Data:
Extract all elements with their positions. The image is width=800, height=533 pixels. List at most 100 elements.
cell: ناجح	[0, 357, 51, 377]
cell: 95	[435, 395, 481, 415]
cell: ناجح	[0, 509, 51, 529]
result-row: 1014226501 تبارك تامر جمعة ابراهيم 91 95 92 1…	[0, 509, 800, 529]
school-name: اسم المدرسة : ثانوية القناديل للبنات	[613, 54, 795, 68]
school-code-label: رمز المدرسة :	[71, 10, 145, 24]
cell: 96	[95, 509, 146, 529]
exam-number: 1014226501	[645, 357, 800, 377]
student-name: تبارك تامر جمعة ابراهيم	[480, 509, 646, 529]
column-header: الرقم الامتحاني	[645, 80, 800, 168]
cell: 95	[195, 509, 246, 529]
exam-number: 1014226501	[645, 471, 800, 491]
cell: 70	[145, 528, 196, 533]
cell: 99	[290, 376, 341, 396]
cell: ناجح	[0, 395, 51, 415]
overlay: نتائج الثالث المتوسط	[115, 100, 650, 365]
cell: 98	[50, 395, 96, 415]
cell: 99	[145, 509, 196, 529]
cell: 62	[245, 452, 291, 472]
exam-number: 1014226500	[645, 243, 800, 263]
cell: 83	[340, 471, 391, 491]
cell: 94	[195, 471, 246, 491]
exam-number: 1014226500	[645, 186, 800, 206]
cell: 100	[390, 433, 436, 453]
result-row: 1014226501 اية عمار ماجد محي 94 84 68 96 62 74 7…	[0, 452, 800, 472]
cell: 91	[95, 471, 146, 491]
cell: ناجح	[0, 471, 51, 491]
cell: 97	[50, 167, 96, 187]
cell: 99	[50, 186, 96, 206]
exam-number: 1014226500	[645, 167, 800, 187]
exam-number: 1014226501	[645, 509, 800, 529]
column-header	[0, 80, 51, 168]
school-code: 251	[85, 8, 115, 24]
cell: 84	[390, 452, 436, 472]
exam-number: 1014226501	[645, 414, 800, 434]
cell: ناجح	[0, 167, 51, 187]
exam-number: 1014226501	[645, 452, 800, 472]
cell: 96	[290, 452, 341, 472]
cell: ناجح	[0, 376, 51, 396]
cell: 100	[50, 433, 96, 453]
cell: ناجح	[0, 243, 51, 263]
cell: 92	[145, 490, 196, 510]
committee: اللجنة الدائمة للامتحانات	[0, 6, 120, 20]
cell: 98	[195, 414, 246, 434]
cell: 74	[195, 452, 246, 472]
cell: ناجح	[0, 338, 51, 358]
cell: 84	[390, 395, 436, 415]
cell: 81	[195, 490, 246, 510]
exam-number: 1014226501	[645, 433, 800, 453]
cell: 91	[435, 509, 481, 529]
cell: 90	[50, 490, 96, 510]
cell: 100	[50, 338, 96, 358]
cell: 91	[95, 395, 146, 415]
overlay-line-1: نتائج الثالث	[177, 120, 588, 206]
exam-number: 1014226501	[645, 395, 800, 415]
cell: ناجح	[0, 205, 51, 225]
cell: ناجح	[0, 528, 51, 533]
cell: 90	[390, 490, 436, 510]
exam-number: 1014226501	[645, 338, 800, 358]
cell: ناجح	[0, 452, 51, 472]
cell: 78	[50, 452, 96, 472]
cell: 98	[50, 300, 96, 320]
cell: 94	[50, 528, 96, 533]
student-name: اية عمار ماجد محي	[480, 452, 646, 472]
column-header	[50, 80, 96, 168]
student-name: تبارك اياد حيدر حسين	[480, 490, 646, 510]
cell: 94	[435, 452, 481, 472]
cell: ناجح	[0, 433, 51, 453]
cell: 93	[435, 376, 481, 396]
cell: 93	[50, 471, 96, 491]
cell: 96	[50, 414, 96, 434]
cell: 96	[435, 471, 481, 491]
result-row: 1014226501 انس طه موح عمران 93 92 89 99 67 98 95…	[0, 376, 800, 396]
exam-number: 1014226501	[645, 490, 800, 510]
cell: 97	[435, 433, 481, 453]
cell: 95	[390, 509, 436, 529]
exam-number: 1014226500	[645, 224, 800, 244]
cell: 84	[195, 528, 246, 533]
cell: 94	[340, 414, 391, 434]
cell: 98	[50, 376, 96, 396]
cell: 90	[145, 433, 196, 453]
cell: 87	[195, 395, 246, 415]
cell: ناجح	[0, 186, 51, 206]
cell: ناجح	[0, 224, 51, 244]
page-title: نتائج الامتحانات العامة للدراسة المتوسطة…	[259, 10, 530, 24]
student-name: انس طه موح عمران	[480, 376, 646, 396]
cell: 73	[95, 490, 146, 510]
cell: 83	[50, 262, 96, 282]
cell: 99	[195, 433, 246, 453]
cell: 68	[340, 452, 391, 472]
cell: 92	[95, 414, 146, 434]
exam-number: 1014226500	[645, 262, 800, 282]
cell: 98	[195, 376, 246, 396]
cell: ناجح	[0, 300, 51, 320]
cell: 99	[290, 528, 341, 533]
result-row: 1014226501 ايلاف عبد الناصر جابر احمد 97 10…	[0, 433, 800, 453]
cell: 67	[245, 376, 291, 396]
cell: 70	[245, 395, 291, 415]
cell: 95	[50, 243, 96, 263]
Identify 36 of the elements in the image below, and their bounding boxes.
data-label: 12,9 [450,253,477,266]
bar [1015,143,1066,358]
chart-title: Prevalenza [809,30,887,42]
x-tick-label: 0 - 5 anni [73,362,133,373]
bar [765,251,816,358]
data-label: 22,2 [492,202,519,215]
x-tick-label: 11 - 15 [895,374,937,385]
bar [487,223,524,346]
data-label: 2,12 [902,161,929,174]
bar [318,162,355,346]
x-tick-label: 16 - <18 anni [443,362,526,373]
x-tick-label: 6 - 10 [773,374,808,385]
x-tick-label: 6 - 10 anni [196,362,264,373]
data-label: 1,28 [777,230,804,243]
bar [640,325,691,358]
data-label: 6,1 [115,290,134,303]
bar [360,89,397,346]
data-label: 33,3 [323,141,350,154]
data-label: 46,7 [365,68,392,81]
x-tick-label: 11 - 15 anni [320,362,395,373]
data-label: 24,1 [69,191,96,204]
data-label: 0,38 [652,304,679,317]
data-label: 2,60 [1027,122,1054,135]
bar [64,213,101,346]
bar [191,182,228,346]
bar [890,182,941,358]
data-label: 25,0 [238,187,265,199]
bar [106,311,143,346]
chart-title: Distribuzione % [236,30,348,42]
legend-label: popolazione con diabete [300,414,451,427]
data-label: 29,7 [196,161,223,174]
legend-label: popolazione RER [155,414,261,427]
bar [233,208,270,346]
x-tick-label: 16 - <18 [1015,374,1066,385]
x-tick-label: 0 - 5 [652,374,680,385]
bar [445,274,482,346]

Exercise description: Please reproduce every row above word for word, with nothing changed or left out.

Solution to this exercise:
Extract all elements with their positions. The image is width=800, height=533 pixels. List at most 100 elements.
cell: ناجح	[0, 357, 51, 377]
cell: 95	[435, 395, 481, 415]
cell: ناجح	[0, 509, 51, 529]
result-row: 1014226501 تبارك تامر جمعة ابراهيم 91 95 92 1…	[0, 509, 800, 529]
school-name: اسم المدرسة : ثانوية القناديل للبنات	[613, 54, 795, 68]
school-code-label: رمز المدرسة :	[71, 10, 145, 24]
cell: 96	[95, 509, 146, 529]
exam-number: 1014226501	[645, 357, 800, 377]
student-name: تبارك تامر جمعة ابراهيم	[480, 509, 646, 529]
column-header: الرقم الامتحاني	[645, 80, 800, 168]
cell: 95	[195, 509, 246, 529]
exam-number: 1014226501	[645, 471, 800, 491]
cell: 70	[145, 528, 196, 533]
cell: 99	[290, 376, 341, 396]
cell: ناجح	[0, 395, 51, 415]
overlay: نتائج الثالث المتوسط	[115, 100, 650, 365]
cell: 98	[50, 395, 96, 415]
cell: 99	[145, 509, 196, 529]
cell: 62	[245, 452, 291, 472]
exam-number: 1014226500	[645, 243, 800, 263]
cell: 83	[340, 471, 391, 491]
cell: 94	[195, 471, 246, 491]
exam-number: 1014226500	[645, 186, 800, 206]
cell: 100	[390, 433, 436, 453]
result-row: 1014226501 اية عمار ماجد محي 94 84 68 96 62 74 7…	[0, 452, 800, 472]
cell: 91	[95, 471, 146, 491]
cell: ناجح	[0, 471, 51, 491]
cell: 97	[50, 167, 96, 187]
cell: 99	[50, 186, 96, 206]
exam-number: 1014226500	[645, 167, 800, 187]
exam-number: 1014226501	[645, 509, 800, 529]
column-header	[0, 80, 51, 168]
school-code: 251	[85, 8, 115, 24]
cell: 84	[390, 452, 436, 472]
exam-number: 1014226501	[645, 414, 800, 434]
cell: ناجح	[0, 167, 51, 187]
exam-number: 1014226501	[645, 452, 800, 472]
cell: 96	[290, 452, 341, 472]
cell: ناجح	[0, 376, 51, 396]
cell: 100	[50, 433, 96, 453]
cell: ناجح	[0, 243, 51, 263]
cell: 92	[145, 490, 196, 510]
committee: اللجنة الدائمة للامتحانات	[0, 6, 120, 20]
cell: 98	[195, 414, 246, 434]
cell: 74	[195, 452, 246, 472]
cell: ناجح	[0, 338, 51, 358]
cell: 84	[390, 395, 436, 415]
cell: 81	[195, 490, 246, 510]
exam-number: 1014226501	[645, 433, 800, 453]
cell: 91	[435, 509, 481, 529]
cell: 90	[50, 490, 96, 510]
cell: 100	[50, 338, 96, 358]
cell: 91	[95, 395, 146, 415]
overlay-line-1: نتائج الثالث	[177, 120, 588, 206]
exam-number: 1014226501	[645, 395, 800, 415]
cell: ناجح	[0, 205, 51, 225]
cell: ناجح	[0, 528, 51, 533]
cell: 90	[390, 490, 436, 510]
exam-number: 1014226501	[645, 338, 800, 358]
cell: ناجح	[0, 452, 51, 472]
cell: 78	[50, 452, 96, 472]
cell: 98	[50, 300, 96, 320]
cell: 94	[50, 528, 96, 533]
student-name: اية عمار ماجد محي	[480, 452, 646, 472]
column-header	[50, 80, 96, 168]
student-name: تبارك اياد حيدر حسين	[480, 490, 646, 510]
cell: 94	[435, 452, 481, 472]
cell: ناجح	[0, 433, 51, 453]
cell: 93	[435, 376, 481, 396]
cell: 93	[50, 471, 96, 491]
cell: 96	[50, 414, 96, 434]
cell: 96	[435, 471, 481, 491]
result-row: 1014226501 انس طه موح عمران 93 92 89 99 67 98 95…	[0, 376, 800, 396]
exam-number: 1014226501	[645, 490, 800, 510]
cell: 97	[435, 433, 481, 453]
cell: 95	[390, 509, 436, 529]
exam-number: 1014226500	[645, 224, 800, 244]
cell: 84	[195, 528, 246, 533]
cell: 94	[340, 414, 391, 434]
cell: 98	[50, 376, 96, 396]
cell: 90	[145, 433, 196, 453]
cell: 87	[195, 395, 246, 415]
cell: ناجح	[0, 186, 51, 206]
cell: ناجح	[0, 224, 51, 244]
page-title: نتائج الامتحانات العامة للدراسة المتوسطة…	[259, 10, 530, 24]
student-name: انس طه موح عمران	[480, 376, 646, 396]
cell: 73	[95, 490, 146, 510]
cell: 83	[50, 262, 96, 282]
cell: 99	[195, 433, 246, 453]
cell: 68	[340, 452, 391, 472]
cell: 92	[95, 414, 146, 434]
exam-number: 1014226500	[645, 262, 800, 282]
cell: 98	[195, 376, 246, 396]
cell: ناجح	[0, 300, 51, 320]
cell: 99	[290, 528, 341, 533]
result-row: 1014226501 ايلاف عبد الناصر جابر احمد 97 10…	[0, 433, 800, 453]
cell: 67	[245, 376, 291, 396]
cell: 70	[245, 395, 291, 415]
cell: 95	[50, 243, 96, 263]
Identify 36 of the elements in the image below, and their bounding boxes.
data-label: 12,9 [450,253,477,266]
bar [1015,143,1066,358]
chart-title: Prevalenza [809,30,887,42]
x-tick-label: 0 - 5 anni [73,362,133,373]
bar [765,251,816,358]
data-label: 22,2 [492,202,519,215]
x-tick-label: 11 - 15 [895,374,937,385]
bar [487,223,524,346]
data-label: 2,12 [902,161,929,174]
bar [318,162,355,346]
x-tick-label: 16 - <18 anni [443,362,526,373]
x-tick-label: 6 - 10 [773,374,808,385]
x-tick-label: 6 - 10 anni [196,362,264,373]
data-label: 1,28 [777,230,804,243]
bar [640,325,691,358]
data-label: 6,1 [115,290,134,303]
bar [360,89,397,346]
data-label: 33,3 [323,141,350,154]
data-label: 46,7 [365,68,392,81]
x-tick-label: 11 - 15 anni [320,362,395,373]
data-label: 24,1 [69,191,96,204]
data-label: 0,38 [652,304,679,317]
data-label: 2,60 [1027,122,1054,135]
bar [64,213,101,346]
bar [191,182,228,346]
bar [890,182,941,358]
data-label: 25,0 [238,187,265,199]
bar [106,311,143,346]
chart-title: Distribuzione % [236,30,348,42]
legend-label: popolazione con diabete [300,414,451,427]
data-label: 29,7 [196,161,223,174]
legend-label: popolazione RER [155,414,261,427]
bar [233,208,270,346]
x-tick-label: 16 - <18 [1015,374,1066,385]
x-tick-label: 0 - 5 [652,374,680,385]
bar [445,274,482,346]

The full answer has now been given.